# EXERCISE AIM:
Return the material below in full and exactly.

# Dataset items:
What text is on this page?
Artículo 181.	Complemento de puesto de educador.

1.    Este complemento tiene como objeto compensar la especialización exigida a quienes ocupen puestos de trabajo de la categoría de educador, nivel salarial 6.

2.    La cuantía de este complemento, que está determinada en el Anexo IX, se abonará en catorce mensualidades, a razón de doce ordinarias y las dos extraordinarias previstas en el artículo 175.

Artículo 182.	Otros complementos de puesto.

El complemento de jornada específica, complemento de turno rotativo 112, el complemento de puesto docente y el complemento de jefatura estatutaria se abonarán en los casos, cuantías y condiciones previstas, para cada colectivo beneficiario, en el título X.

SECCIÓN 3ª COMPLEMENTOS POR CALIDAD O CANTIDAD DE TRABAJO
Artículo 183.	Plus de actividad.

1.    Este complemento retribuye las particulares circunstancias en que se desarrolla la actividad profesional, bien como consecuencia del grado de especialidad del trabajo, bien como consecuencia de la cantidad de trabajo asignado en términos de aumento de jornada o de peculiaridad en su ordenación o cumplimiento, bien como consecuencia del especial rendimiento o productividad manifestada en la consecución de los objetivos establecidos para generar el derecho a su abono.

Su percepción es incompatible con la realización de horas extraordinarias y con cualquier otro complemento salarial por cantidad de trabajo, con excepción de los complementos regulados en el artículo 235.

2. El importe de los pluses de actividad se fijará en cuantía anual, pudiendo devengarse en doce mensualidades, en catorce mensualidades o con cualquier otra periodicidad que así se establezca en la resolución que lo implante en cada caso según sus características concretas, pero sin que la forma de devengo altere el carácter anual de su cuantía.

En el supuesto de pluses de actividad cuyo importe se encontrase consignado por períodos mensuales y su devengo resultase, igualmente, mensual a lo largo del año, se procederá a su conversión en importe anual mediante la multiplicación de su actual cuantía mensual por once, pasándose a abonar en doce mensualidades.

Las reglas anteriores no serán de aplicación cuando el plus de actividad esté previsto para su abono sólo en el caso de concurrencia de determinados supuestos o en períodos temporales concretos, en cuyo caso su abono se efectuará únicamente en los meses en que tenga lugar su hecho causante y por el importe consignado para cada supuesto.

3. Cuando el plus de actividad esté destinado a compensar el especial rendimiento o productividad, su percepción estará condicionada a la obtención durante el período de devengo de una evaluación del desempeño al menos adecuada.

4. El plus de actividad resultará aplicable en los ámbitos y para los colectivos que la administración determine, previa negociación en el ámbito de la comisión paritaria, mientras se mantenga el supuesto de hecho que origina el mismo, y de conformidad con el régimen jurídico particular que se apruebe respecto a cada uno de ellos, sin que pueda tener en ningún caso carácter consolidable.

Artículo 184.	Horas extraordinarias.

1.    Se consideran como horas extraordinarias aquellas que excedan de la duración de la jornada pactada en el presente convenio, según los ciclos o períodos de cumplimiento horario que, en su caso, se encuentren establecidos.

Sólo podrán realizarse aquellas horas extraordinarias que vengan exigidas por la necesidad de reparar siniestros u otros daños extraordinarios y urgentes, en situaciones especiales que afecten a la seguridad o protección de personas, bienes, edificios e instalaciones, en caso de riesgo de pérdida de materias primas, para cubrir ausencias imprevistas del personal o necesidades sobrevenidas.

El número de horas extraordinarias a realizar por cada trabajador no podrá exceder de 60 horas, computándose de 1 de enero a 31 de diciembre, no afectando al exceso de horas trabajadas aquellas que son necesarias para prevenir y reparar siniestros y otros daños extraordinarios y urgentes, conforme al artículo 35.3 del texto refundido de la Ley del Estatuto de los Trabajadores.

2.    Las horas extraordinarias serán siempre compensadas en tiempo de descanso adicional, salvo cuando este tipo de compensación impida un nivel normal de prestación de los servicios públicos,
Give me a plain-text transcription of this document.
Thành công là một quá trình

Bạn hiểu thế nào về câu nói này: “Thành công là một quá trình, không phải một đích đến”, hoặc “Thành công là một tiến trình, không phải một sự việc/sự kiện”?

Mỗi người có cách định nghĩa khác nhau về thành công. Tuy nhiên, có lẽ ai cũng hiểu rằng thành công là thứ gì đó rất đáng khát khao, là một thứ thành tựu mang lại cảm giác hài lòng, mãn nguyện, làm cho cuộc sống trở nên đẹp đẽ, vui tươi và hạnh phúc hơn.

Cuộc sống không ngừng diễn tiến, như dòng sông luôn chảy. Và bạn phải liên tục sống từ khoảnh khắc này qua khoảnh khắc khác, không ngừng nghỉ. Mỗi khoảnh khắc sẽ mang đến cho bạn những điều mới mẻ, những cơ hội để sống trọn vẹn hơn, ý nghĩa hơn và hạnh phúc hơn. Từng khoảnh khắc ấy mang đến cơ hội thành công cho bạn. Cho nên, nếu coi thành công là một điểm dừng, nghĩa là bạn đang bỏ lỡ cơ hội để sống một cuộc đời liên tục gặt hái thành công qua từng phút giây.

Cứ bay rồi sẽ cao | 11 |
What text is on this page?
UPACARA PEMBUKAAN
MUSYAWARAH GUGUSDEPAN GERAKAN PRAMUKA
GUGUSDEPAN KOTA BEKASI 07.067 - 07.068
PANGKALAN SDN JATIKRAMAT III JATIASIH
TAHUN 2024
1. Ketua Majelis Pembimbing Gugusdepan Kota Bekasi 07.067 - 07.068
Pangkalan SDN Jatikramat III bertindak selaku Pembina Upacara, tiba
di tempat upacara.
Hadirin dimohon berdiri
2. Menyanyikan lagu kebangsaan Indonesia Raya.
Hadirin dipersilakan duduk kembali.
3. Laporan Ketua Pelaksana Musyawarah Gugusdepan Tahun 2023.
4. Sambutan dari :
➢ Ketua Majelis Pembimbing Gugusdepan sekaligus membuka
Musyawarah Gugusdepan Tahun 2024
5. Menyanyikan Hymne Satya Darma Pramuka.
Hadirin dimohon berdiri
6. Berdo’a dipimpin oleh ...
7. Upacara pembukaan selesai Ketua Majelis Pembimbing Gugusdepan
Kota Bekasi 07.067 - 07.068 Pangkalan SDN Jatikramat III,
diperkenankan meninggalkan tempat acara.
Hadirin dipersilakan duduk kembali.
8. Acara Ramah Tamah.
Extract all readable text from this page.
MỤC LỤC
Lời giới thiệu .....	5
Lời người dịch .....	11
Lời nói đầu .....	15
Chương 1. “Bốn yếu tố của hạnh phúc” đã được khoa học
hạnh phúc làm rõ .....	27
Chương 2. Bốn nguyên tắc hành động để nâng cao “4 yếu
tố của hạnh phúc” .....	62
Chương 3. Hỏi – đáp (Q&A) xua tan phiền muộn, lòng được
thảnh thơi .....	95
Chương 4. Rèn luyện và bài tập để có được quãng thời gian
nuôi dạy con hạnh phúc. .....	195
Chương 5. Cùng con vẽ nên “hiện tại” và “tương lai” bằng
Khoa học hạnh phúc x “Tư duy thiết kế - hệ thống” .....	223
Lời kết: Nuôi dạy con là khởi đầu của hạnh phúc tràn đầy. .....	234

# COMPLETED TASK:
What text is on this page?
Artículo 181.	Complemento de puesto de educador.

1.    Este complemento tiene como objeto compensar la especialización exigida a quienes ocupen puestos de trabajo de la categoría de educador, nivel salarial 6.

2.    La cuantía de este complemento, que está determinada en el Anexo IX, se abonará en catorce mensualidades, a razón de doce ordinarias y las dos extraordinarias previstas en el artículo 175.

Artículo 182.	Otros complementos de puesto.

El complemento de jornada específica, complemento de turno rotativo 112, el complemento de puesto docente y el complemento de jefatura estatutaria se abonarán en los casos, cuantías y condiciones previstas, para cada colectivo beneficiario, en el título X.

SECCIÓN 3ª COMPLEMENTOS POR CALIDAD O CANTIDAD DE TRABAJO
Artículo 183.	Plus de actividad.

1.    Este complemento retribuye las particulares circunstancias en que se desarrolla la actividad profesional, bien como consecuencia del grado de especialidad del trabajo, bien como consecuencia de la cantidad de trabajo asignado en términos de aumento de jornada o de peculiaridad en su ordenación o cumplimiento, bien como consecuencia del especial rendimiento o productividad manifestada en la consecución de los objetivos establecidos para generar el derecho a su abono.

Su percepción es incompatible con la realización de horas extraordinarias y con cualquier otro complemento salarial por cantidad de trabajo, con excepción de los complementos regulados en el artículo 235.

2. El importe de los pluses de actividad se fijará en cuantía anual, pudiendo devengarse en doce mensualidades, en catorce mensualidades o con cualquier otra periodicidad que así se establezca en la resolución que lo implante en cada caso según sus características concretas, pero sin que la forma de devengo altere el carácter anual de su cuantía.

En el supuesto de pluses de actividad cuyo importe se encontrase consignado por períodos mensuales y su devengo resultase, igualmente, mensual a lo largo del año, se procederá a su conversión en importe anual mediante la multiplicación de su actual cuantía mensual por once, pasándose a abonar en doce mensualidades.

Las reglas anteriores no serán de aplicación cuando el plus de actividad esté previsto para su abono sólo en el caso de concurrencia de determinados supuestos o en períodos temporales concretos, en cuyo caso su abono se efectuará únicamente en los meses en que tenga lugar su hecho causante y por el importe consignado para cada supuesto.

3. Cuando el plus de actividad esté destinado a compensar el especial rendimiento o productividad, su percepción estará condicionada a la obtención durante el período de devengo de una evaluación del desempeño al menos adecuada.

4. El plus de actividad resultará aplicable en los ámbitos y para los colectivos que la administración determine, previa negociación en el ámbito de la comisión paritaria, mientras se mantenga el supuesto de hecho que origina el mismo, y de conformidad con el régimen jurídico particular que se apruebe respecto a cada uno de ellos, sin que pueda tener en ningún caso carácter consolidable.

Artículo 184.	Horas extraordinarias.

1.    Se consideran como horas extraordinarias aquellas que excedan de la duración de la jornada pactada en el presente convenio, según los ciclos o períodos de cumplimiento horario que, en su caso, se encuentren establecidos.

Sólo podrán realizarse aquellas horas extraordinarias que vengan exigidas por la necesidad de reparar siniestros u otros daños extraordinarios y urgentes, en situaciones especiales que afecten a la seguridad o protección de personas, bienes, edificios e instalaciones, en caso de riesgo de pérdida de materias primas, para cubrir ausencias imprevistas del personal o necesidades sobrevenidas.

El número de horas extraordinarias a realizar por cada trabajador no podrá exceder de 60 horas, computándose de 1 de enero a 31 de diciembre, no afectando al exceso de horas trabajadas aquellas que son necesarias para prevenir y reparar siniestros y otros daños extraordinarios y urgentes, conforme al artículo 35.3 del texto refundido de la Ley del Estatuto de los Trabajadores.

2.    Las horas extraordinarias serán siempre compensadas en tiempo de descanso adicional, salvo cuando este tipo de compensación impida un nivel normal de prestación de los servicios públicos,
Give me a plain-text transcription of this document.
Thành công là một quá trình

Bạn hiểu thế nào về câu nói này: “Thành công là một quá trình, không phải một đích đến”, hoặc “Thành công là một tiến trình, không phải một sự việc/sự kiện”?

Mỗi người có cách định nghĩa khác nhau về thành công. Tuy nhiên, có lẽ ai cũng hiểu rằng thành công là thứ gì đó rất đáng khát khao, là một thứ thành tựu mang lại cảm giác hài lòng, mãn nguyện, làm cho cuộc sống trở nên đẹp đẽ, vui tươi và hạnh phúc hơn.

Cuộc sống không ngừng diễn tiến, như dòng sông luôn chảy. Và bạn phải liên tục sống từ khoảnh khắc này qua khoảnh khắc khác, không ngừng nghỉ. Mỗi khoảnh khắc sẽ mang đến cho bạn những điều mới mẻ, những cơ hội để sống trọn vẹn hơn, ý nghĩa hơn và hạnh phúc hơn. Từng khoảnh khắc ấy mang đến cơ hội thành công cho bạn. Cho nên, nếu coi thành công là một điểm dừng, nghĩa là bạn đang bỏ lỡ cơ hội để sống một cuộc đời liên tục gặt hái thành công qua từng phút giây.

Cứ bay rồi sẽ cao | 11 |
What text is on this page?
UPACARA PEMBUKAAN
MUSYAWARAH GUGUSDEPAN GERAKAN PRAMUKA
GUGUSDEPAN KOTA BEKASI 07.067 - 07.068
PANGKALAN SDN JATIKRAMAT III JATIASIH
TAHUN 2024
1. Ketua Majelis Pembimbing Gugusdepan Kota Bekasi 07.067 - 07.068
Pangkalan SDN Jatikramat III bertindak selaku Pembina Upacara, tiba
di tempat upacara.
Hadirin dimohon berdiri
2. Menyanyikan lagu kebangsaan Indonesia Raya.
Hadirin dipersilakan duduk kembali.
3. Laporan Ketua Pelaksana Musyawarah Gugusdepan Tahun 2023.
4. Sambutan dari :
➢ Ketua Majelis Pembimbing Gugusdepan sekaligus membuka
Musyawarah Gugusdepan Tahun 2024
5. Menyanyikan Hymne Satya Darma Pramuka.
Hadirin dimohon berdiri
6. Berdo’a dipimpin oleh ...
7. Upacara pembukaan selesai Ketua Majelis Pembimbing Gugusdepan
Kota Bekasi 07.067 - 07.068 Pangkalan SDN Jatikramat III,
diperkenankan meninggalkan tempat acara.
Hadirin dipersilakan duduk kembali.
8. Acara Ramah Tamah.
Extract all readable text from this page.
MỤC LỤC
Lời giới thiệu .....	5
Lời người dịch .....	11
Lời nói đầu .....	15
Chương 1. “Bốn yếu tố của hạnh phúc” đã được khoa học
hạnh phúc làm rõ .....	27
Chương 2. Bốn nguyên tắc hành động để nâng cao “4 yếu
tố của hạnh phúc” .....	62
Chương 3. Hỏi – đáp (Q&A) xua tan phiền muộn, lòng được
thảnh thơi .....	95
Chương 4. Rèn luyện và bài tập để có được quãng thời gian
nuôi dạy con hạnh phúc. .....	195
Chương 5. Cùng con vẽ nên “hiện tại” và “tương lai” bằng
Khoa học hạnh phúc x “Tư duy thiết kế - hệ thống” .....	223
Lời kết: Nuôi dạy con là khởi đầu của hạnh phúc tràn đầy. .....	234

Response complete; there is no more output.